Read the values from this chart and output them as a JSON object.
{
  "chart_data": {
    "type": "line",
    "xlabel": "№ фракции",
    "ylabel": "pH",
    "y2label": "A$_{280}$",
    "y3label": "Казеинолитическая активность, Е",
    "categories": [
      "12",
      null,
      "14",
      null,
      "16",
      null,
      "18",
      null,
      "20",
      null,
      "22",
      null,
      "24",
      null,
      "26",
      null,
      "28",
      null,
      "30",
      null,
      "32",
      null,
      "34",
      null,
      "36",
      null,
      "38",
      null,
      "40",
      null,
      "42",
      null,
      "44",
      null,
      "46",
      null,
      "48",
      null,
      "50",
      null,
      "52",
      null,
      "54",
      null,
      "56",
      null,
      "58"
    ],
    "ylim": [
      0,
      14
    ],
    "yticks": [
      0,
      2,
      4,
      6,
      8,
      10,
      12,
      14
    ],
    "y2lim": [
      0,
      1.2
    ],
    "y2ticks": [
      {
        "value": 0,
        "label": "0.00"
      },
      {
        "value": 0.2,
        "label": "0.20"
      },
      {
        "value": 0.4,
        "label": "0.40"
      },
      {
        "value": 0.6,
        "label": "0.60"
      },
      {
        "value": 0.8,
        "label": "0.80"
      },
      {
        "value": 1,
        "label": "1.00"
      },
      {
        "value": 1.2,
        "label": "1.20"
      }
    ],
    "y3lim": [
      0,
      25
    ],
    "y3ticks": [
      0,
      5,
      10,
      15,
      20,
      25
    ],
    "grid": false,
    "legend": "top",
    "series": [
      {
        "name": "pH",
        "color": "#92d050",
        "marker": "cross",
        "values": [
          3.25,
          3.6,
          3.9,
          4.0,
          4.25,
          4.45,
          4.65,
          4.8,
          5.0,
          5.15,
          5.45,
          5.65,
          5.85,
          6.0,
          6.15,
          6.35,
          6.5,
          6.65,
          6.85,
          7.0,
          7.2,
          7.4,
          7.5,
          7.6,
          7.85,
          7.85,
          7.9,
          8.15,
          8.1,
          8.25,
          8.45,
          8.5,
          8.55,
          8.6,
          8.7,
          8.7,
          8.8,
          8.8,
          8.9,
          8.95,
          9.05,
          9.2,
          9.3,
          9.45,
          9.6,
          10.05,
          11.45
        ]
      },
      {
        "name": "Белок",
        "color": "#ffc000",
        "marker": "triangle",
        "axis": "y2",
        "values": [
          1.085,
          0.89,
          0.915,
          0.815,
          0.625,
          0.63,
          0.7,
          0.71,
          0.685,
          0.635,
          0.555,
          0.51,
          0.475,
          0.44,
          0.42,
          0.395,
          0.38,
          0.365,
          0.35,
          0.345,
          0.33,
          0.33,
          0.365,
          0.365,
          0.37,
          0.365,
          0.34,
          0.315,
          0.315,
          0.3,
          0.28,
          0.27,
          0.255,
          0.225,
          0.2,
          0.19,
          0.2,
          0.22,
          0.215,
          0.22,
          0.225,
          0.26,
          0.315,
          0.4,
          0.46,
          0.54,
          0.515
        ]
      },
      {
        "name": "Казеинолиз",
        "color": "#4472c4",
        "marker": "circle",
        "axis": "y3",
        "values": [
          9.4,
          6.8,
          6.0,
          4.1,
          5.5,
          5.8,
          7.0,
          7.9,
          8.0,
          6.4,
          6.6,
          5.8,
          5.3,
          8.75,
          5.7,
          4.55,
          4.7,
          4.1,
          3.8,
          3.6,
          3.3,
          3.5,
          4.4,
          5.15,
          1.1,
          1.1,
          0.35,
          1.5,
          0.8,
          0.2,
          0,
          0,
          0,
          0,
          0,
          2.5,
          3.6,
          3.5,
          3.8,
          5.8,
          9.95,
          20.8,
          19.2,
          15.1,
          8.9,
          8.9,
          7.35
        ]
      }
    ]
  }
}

(Goal of the exercise): Copy and report every line where the word "color" is present.

(Task result):
        "color": "#92d050",
        "color": "#ffc000",
        "color": "#4472c4",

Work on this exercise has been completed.